[Begin Supplied information]

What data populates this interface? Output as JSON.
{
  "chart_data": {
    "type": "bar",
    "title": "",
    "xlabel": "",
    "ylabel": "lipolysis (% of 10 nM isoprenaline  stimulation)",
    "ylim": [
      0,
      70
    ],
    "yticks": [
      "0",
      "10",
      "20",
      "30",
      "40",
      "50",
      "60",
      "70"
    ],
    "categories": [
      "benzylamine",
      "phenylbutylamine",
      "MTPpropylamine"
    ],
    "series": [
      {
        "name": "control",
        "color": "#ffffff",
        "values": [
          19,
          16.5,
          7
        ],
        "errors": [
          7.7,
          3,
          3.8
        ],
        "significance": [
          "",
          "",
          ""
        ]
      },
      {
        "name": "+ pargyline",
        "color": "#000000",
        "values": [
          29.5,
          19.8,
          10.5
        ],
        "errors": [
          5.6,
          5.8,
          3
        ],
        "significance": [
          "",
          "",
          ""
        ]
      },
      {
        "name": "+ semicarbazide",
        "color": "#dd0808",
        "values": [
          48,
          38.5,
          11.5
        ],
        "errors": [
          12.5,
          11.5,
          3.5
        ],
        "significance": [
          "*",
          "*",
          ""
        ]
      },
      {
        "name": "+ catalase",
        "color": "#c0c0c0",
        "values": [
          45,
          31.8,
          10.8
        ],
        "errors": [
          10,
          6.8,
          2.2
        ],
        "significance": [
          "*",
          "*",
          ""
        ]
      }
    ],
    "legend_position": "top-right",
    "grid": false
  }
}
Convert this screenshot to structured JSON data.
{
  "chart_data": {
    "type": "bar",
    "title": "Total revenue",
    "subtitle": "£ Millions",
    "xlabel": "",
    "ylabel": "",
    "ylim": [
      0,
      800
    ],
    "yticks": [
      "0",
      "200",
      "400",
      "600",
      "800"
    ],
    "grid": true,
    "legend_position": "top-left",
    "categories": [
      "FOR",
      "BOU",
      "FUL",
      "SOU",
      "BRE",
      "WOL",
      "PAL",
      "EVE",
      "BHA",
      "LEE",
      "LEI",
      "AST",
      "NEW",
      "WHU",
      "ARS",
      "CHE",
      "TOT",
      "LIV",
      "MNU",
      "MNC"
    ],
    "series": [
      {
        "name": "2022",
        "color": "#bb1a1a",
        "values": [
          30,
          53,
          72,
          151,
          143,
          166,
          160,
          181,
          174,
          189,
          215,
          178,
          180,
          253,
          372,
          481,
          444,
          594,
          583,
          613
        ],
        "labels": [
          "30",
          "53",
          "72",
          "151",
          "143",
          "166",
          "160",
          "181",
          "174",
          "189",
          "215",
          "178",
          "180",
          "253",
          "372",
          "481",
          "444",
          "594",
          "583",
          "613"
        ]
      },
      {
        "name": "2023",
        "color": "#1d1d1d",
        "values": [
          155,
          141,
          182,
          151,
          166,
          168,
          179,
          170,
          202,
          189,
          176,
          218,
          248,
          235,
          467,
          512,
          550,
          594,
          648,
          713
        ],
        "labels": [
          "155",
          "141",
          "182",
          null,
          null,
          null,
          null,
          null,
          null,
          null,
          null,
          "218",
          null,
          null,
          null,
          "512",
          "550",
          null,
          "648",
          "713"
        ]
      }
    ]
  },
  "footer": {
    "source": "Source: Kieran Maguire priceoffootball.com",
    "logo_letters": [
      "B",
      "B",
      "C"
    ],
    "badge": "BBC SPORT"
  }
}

[End Supplied information]

__What to do__: Your task is to transcribe the material exactly.

__Task output__:
What data populates this interface? Output as JSON.
{
  "chart_data": {
    "type": "bar",
    "title": "",
    "xlabel": "",
    "ylabel": "lipolysis (% of 10 nM isoprenaline  stimulation)",
    "ylim": [
      0,
      70
    ],
    "yticks": [
      "0",
      "10",
      "20",
      "30",
      "40",
      "50",
      "60",
      "70"
    ],
    "categories": [
      "benzylamine",
      "phenylbutylamine",
      "MTPpropylamine"
    ],
    "series": [
      {
        "name": "control",
        "color": "#ffffff",
        "values": [
          19,
          16.5,
          7
        ],
        "errors": [
          7.7,
          3,
          3.8
        ],
        "significance": [
          "",
          "",
          ""
        ]
      },
      {
        "name": "+ pargyline",
        "color": "#000000",
        "values": [
          29.5,
          19.8,
          10.5
        ],
        "errors": [
          5.6,
          5.8,
          3
        ],
        "significance": [
          "",
          "",
          ""
        ]
      },
      {
        "name": "+ semicarbazide",
        "color": "#dd0808",
        "values": [
          48,
          38.5,
          11.5
        ],
        "errors": [
          12.5,
          11.5,
          3.5
        ],
        "significance": [
          "*",
          "*",
          ""
        ]
      },
      {
        "name": "+ catalase",
        "color": "#c0c0c0",
        "values": [
          45,
          31.8,
          10.8
        ],
        "errors": [
          10,
          6.8,
          2.2
        ],
        "significance": [
          "*",
          "*",
          ""
        ]
      }
    ],
    "legend_position": "top-right",
    "grid": false
  }
}
Convert this screenshot to structured JSON data.
{
  "chart_data": {
    "type": "bar",
    "title": "Total revenue",
    "subtitle": "£ Millions",
    "xlabel": "",
    "ylabel": "",
    "ylim": [
      0,
      800
    ],
    "yticks": [
      "0",
      "200",
      "400",
      "600",
      "800"
    ],
    "grid": true,
    "legend_position": "top-left",
    "categories": [
      "FOR",
      "BOU",
      "FUL",
      "SOU",
      "BRE",
      "WOL",
      "PAL",
      "EVE",
      "BHA",
      "LEE",
      "LEI",
      "AST",
      "NEW",
      "WHU",
      "ARS",
      "CHE",
      "TOT",
      "LIV",
      "MNU",
      "MNC"
    ],
    "series": [
      {
        "name": "2022",
        "color": "#bb1a1a",
        "values": [
          30,
          53,
          72,
          151,
          143,
          166,
          160,
          181,
          174,
          189,
          215,
          178,
          180,
          253,
          372,
          481,
          444,
          594,
          583,
          613
        ],
        "labels": [
          "30",
          "53",
          "72",
          "151",
          "143",
          "166",
          "160",
          "181",
          "174",
          "189",
          "215",
          "178",
          "180",
          "253",
          "372",
          "481",
          "444",
          "594",
          "583",
          "613"
        ]
      },
      {
        "name": "2023",
        "color": "#1d1d1d",
        "values": [
          155,
          141,
          182,
          151,
          166,
          168,
          179,
          170,
          202,
          189,
          176,
          218,
          248,
          235,
          467,
          512,
          550,
          594,
          648,
          713
        ],
        "labels": [
          "155",
          "141",
          "182",
          null,
          null,
          null,
          null,
          null,
          null,
          null,
          null,
          "218",
          null,
          null,
          null,
          "512",
          "550",
          null,
          "648",
          "713"
        ]
      }
    ]
  },
  "footer": {
    "source": "Source: Kieran Maguire priceoffootball.com",
    "logo_letters": [
      "B",
      "B",
      "C"
    ],
    "badge": "BBC SPORT"
  }
}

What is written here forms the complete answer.